(Annotated region listings)

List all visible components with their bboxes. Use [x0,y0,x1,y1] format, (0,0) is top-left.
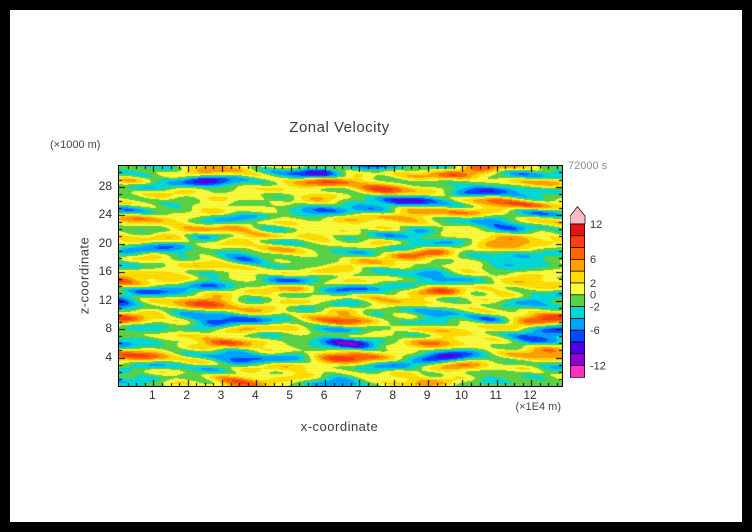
x-tick-label: 12 [523,388,537,402]
colorbar-band [569,353,586,366]
colorbar-under-block [569,365,586,378]
colorbar-band [569,282,586,296]
colorbar-tick-label: -2 [590,301,600,313]
colorbar-band [569,223,586,237]
chart-title: Zonal Velocity [289,119,390,136]
z-tick-label: 28 [98,178,112,193]
x-tick-label: 7 [355,388,362,402]
x-axis-units-label: (×1E4 m) [515,401,561,413]
x-tick-label: 4 [252,388,259,402]
colorbar-tick-label: -12 [590,360,606,372]
x-tick-label: 6 [320,388,328,402]
zonal-velocity-heatmap-canvas [119,166,562,386]
colorbar-band [569,329,586,343]
colorbar-band [569,259,586,272]
colorbar-band [569,235,586,248]
x-tick-label: 8 [389,388,397,402]
x-tick-label: 10 [454,388,469,402]
y-axis-units-label: (×1000 m) [50,139,101,151]
plot-area [118,165,563,387]
colorbar-tick-label: 0 [590,290,596,302]
colorbar-band [569,270,586,284]
z-tick-label: 16 [98,264,112,279]
x-tick-label: 9 [423,388,431,402]
z-tick-label: 4 [105,349,112,364]
colorbar-band [569,247,586,260]
x-tick-label: 2 [183,388,191,402]
x-tick-label: 1 [148,388,156,402]
z-tick-label: 24 [98,207,112,222]
z-tick-label: 20 [98,235,112,250]
z-tick-label: 8 [105,321,112,336]
colorbar-tick-label: -6 [590,325,600,337]
colorbar: 12 6 2 0 -2 -6 -12 [569,206,616,387]
colorbar-band [569,306,586,319]
plot-page: Zonal Velocity (×1000 m) 72000 s (×1E4 m… [10,10,742,522]
colorbar-over-arrow [569,206,586,225]
x-tick-label: 11 [489,388,502,402]
colorbar-band [569,318,586,331]
colorbar-tick-label: 6 [590,254,596,266]
colorbar-band [569,341,586,355]
colorbar-tick-label: 12 [590,219,602,231]
colorbar-band [569,294,586,307]
z-tick-label: 12 [98,292,112,307]
x-tick-label: 5 [286,388,294,402]
x-tick-label: 3 [217,388,225,402]
colorbar-tick-label: 2 [590,278,596,290]
time-annotation: 72000 s [568,160,608,172]
x-axis-label: x-coordinate [300,419,379,434]
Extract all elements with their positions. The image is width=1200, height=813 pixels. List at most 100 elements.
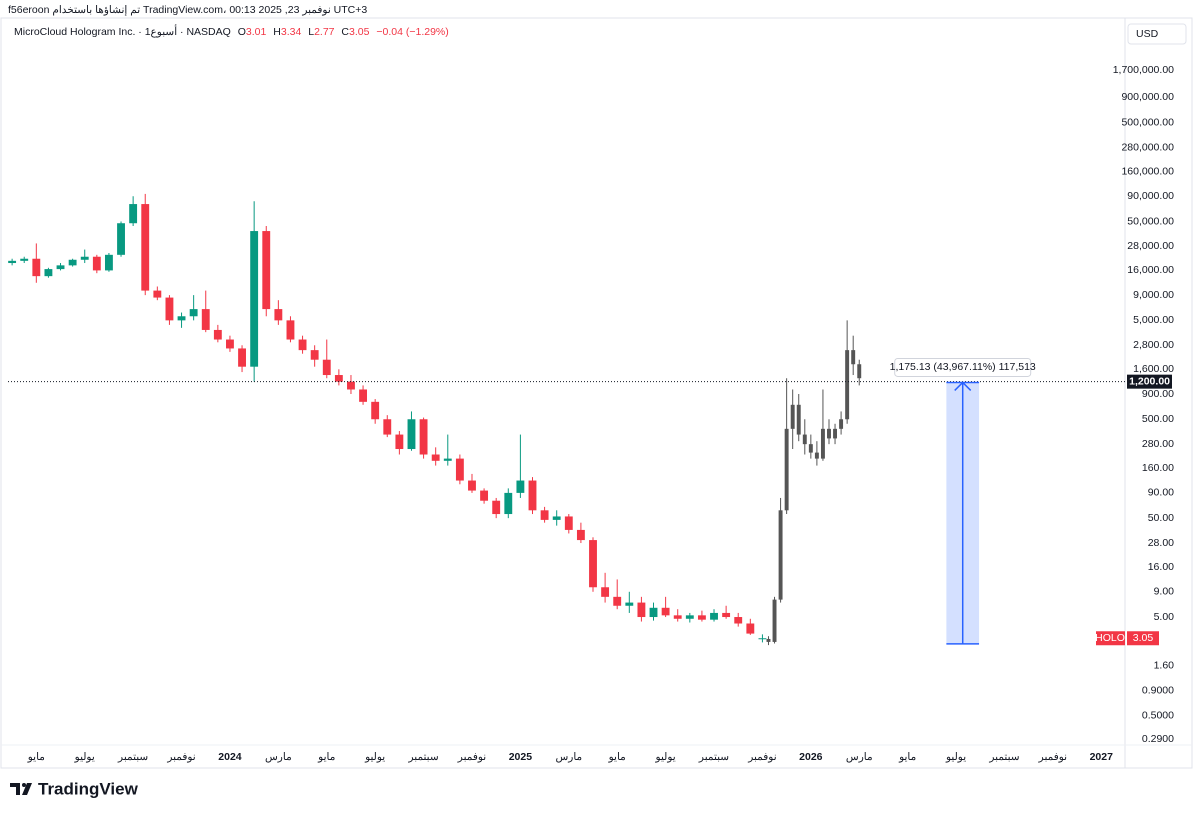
candle-body (165, 297, 174, 321)
x-tick-label: مايو (898, 751, 917, 763)
x-tick-label: نوفمبر (747, 751, 776, 763)
last-price-box (1127, 631, 1159, 646)
y-tick-label: 160,000.00 (1121, 165, 1174, 177)
x-tick-label: مايو (27, 751, 46, 763)
candle-body (104, 254, 113, 271)
candle-body (80, 256, 89, 260)
candle-body (44, 269, 53, 277)
candle-body (839, 419, 844, 429)
candle-body (814, 452, 819, 459)
candle-body (784, 428, 789, 511)
candle-body (552, 516, 561, 520)
candle-body (407, 419, 416, 450)
candle-body (827, 428, 831, 439)
candle-body (213, 329, 222, 340)
y-tick-label: 0.2900 (1142, 733, 1174, 745)
ohlc-value: 2.77 (314, 26, 335, 38)
candle-body (262, 231, 271, 310)
symbol-label-box (1096, 631, 1125, 646)
currency-box[interactable] (1127, 23, 1187, 45)
y-tick-label: 5.00 (1154, 611, 1175, 623)
brand: TradingView (38, 779, 139, 798)
candle-body (8, 260, 17, 264)
y-tick-label: 5,000.00 (1133, 314, 1174, 326)
x-tick-label: مايو (317, 751, 336, 763)
candle-body (395, 434, 404, 450)
x-tick-label: نوفمبر (457, 751, 486, 763)
measure-arrowhead (954, 381, 972, 391)
change: −0.04 (−1.29%) (376, 26, 448, 38)
candle-body (710, 612, 718, 620)
candle-body (56, 265, 65, 270)
x-tick-label: سبتمبر (698, 751, 729, 763)
candle-body (625, 602, 634, 606)
candle-body (766, 638, 771, 642)
y-tick-label: 90,000.00 (1127, 190, 1174, 202)
candle-body (189, 309, 198, 317)
candle-body (455, 458, 464, 481)
candle-body (359, 389, 368, 402)
candle-body (564, 516, 573, 530)
x-tick-label: مارس (265, 751, 292, 763)
candle-body (734, 617, 743, 624)
x-tick-label: سبتمبر (407, 751, 438, 763)
candle-body (68, 259, 77, 266)
price-line-label: 1,200.00 (1129, 375, 1170, 387)
chart-frame (0, 17, 1193, 769)
price-line-label-box (1127, 374, 1172, 389)
candle-body (226, 339, 234, 349)
y-tick-label: 500,000.00 (1121, 116, 1174, 128)
candle-body (758, 638, 767, 640)
y-tick-label: 16,000.00 (1127, 264, 1174, 276)
x-tick-label: 2026 (799, 751, 823, 763)
candle-body (468, 480, 476, 491)
x-tick-label: يوليو (655, 751, 676, 763)
x-tick-label: سبتمبر (988, 751, 1019, 763)
currency[interactable]: USD (1136, 28, 1159, 40)
candle-body (201, 309, 210, 330)
ohlc-key: O (238, 26, 246, 38)
candle-body (371, 401, 380, 420)
candle-body (141, 204, 150, 291)
candle-body (443, 458, 452, 461)
y-tick-label: 2,800.00 (1133, 339, 1174, 351)
candle-body (857, 364, 862, 379)
candle-body (177, 316, 186, 321)
x-tick-label: مايو (608, 751, 627, 763)
y-tick-label: 16.00 (1148, 561, 1174, 573)
candle-body (32, 258, 41, 277)
candle-body (851, 350, 856, 365)
logo-icon (10, 783, 32, 795)
candle-body (649, 607, 658, 618)
y-tick-label: 1,600.00 (1133, 363, 1174, 375)
measure-label: 1,175.13 (43,967.11%) 117,513 (890, 361, 1036, 373)
last-price-label: 3.05 (1133, 632, 1154, 644)
candle-body (833, 428, 838, 439)
candle-body (153, 290, 162, 298)
y-tick-label: 28,000.00 (1127, 240, 1174, 252)
ohlc-value: 3.01 (246, 26, 267, 38)
ohlc-key: H (273, 26, 281, 38)
candle-body (92, 256, 101, 271)
candle-body (286, 320, 295, 340)
y-tick-label: 0.5000 (1142, 710, 1174, 722)
candle-body (796, 404, 801, 435)
candle-body (516, 480, 525, 493)
candle-body (528, 480, 537, 511)
candle-body (117, 223, 125, 255)
candle-body (322, 359, 331, 376)
ohlc-key: L (308, 26, 314, 38)
candle-body (778, 510, 783, 600)
candle-body (310, 350, 319, 360)
candle-body (808, 444, 813, 453)
candle-body (601, 587, 610, 597)
ohlc-key: C (341, 26, 349, 38)
x-tick-label: يوليو (364, 751, 385, 763)
x-tick-label: 2024 (218, 751, 242, 763)
y-tick-label: 1.60 (1154, 660, 1175, 672)
y-tick-label: 50.00 (1148, 512, 1174, 524)
candle-body (334, 375, 343, 382)
x-tick-label: 2027 (1090, 751, 1114, 763)
candle-body (298, 339, 307, 351)
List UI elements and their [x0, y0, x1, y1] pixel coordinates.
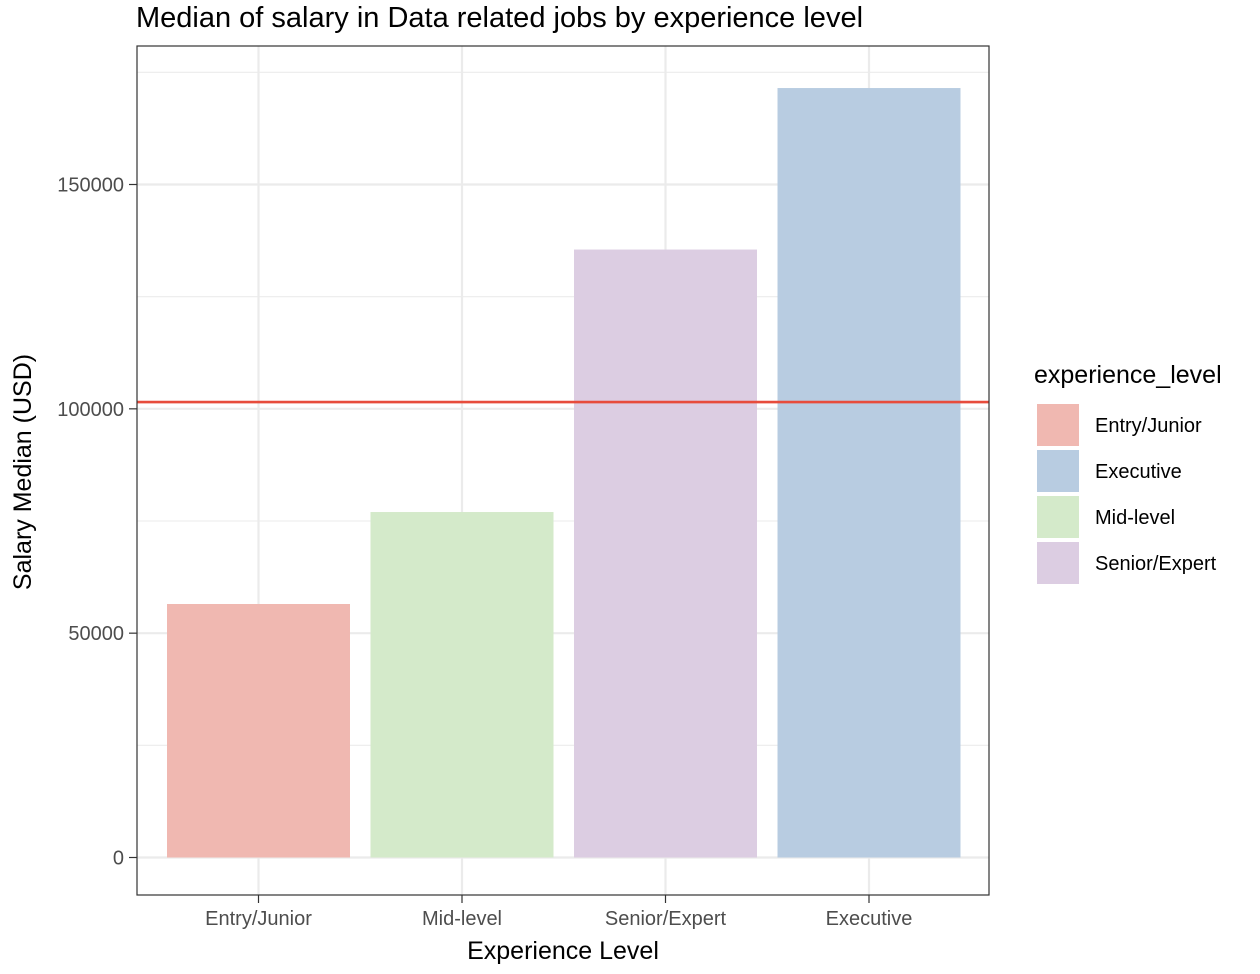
bar [370, 512, 554, 858]
bar [777, 88, 961, 858]
legend-key [1037, 404, 1079, 446]
x-tick-label: Executive [826, 908, 913, 930]
legend-label: Entry/Junior [1095, 415, 1202, 437]
legend-title: experience_level [1034, 361, 1222, 389]
legend-label: Executive [1095, 461, 1182, 483]
legend-label: Mid-level [1095, 507, 1175, 529]
y-tick-label: 150000 [57, 175, 124, 197]
y-axis-title: Salary Median (USD) [9, 354, 37, 590]
y-tick-label: 0 [113, 848, 124, 870]
legend-key [1037, 542, 1079, 584]
legend-key [1037, 450, 1079, 492]
x-tick-label: Mid-level [422, 908, 502, 930]
x-tick-label: Entry/Junior [205, 908, 312, 930]
chart-title: Median of salary in Data related jobs by… [136, 2, 863, 34]
plot-border [136, 45, 990, 896]
legend-key [1037, 496, 1079, 538]
legend: experience_level Entry/Junior Executive Mi… [1034, 361, 1222, 584]
legend-label: Senior/Expert [1095, 553, 1217, 575]
bar [574, 249, 757, 858]
bar [167, 604, 350, 858]
y-tick-label: 50000 [68, 623, 124, 645]
bars [167, 88, 961, 858]
x-axis-title: Experience Level [467, 937, 659, 965]
y-tick-label: 100000 [57, 399, 124, 421]
y-axis: 0 50000 100000 150000 [57, 175, 137, 870]
x-axis: Entry/Junior Mid-level Senior/Expert Execut… [205, 895, 912, 930]
x-tick-label: Senior/Expert [605, 908, 727, 930]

Do this: Write out, without any change, the lines in the records above that begin with the line containing "x-tick-label: 12 [523,388,537,402]" and end with the line containing "z-tick-label: 20 [98,235,112,250]", including both of those lines.

Written answer:
x-tick-label: 12 [523,388,537,402]
colorbar-band [569,353,586,366]
colorbar-under-block [569,365,586,378]
colorbar-band [569,282,586,296]
colorbar-tick-label: -2 [590,301,600,313]
colorbar-band [569,223,586,237]
chart-title: Zonal Velocity [289,119,390,136]
z-tick-label: 28 [98,178,112,193]
x-tick-label: 7 [355,388,362,402]
x-axis-units-label: (×1E4 m) [515,401,561,413]
x-tick-label: 4 [252,388,259,402]
colorbar-tick-label: -12 [590,360,606,372]
x-tick-label: 6 [320,388,328,402]
zonal-velocity-heatmap-canvas [119,166,562,386]
colorbar-band [569,329,586,343]
colorbar-band [569,259,586,272]
colorbar-band [569,235,586,248]
x-tick-label: 8 [389,388,397,402]
x-tick-label: 10 [454,388,469,402]
y-axis-units-label: (×1000 m) [50,139,101,151]
plot-area [118,165,563,387]
colorbar-tick-label: 0 [590,290,596,302]
colorbar-band [569,270,586,284]
z-tick-label: 16 [98,264,112,279]
x-tick-label: 9 [423,388,431,402]
z-tick-label: 4 [105,349,112,364]
colorbar-band [569,247,586,260]
x-tick-label: 2 [183,388,191,402]
x-tick-label: 1 [148,388,156,402]
z-tick-label: 24 [98,207,112,222]
z-tick-label: 20 [98,235,112,250]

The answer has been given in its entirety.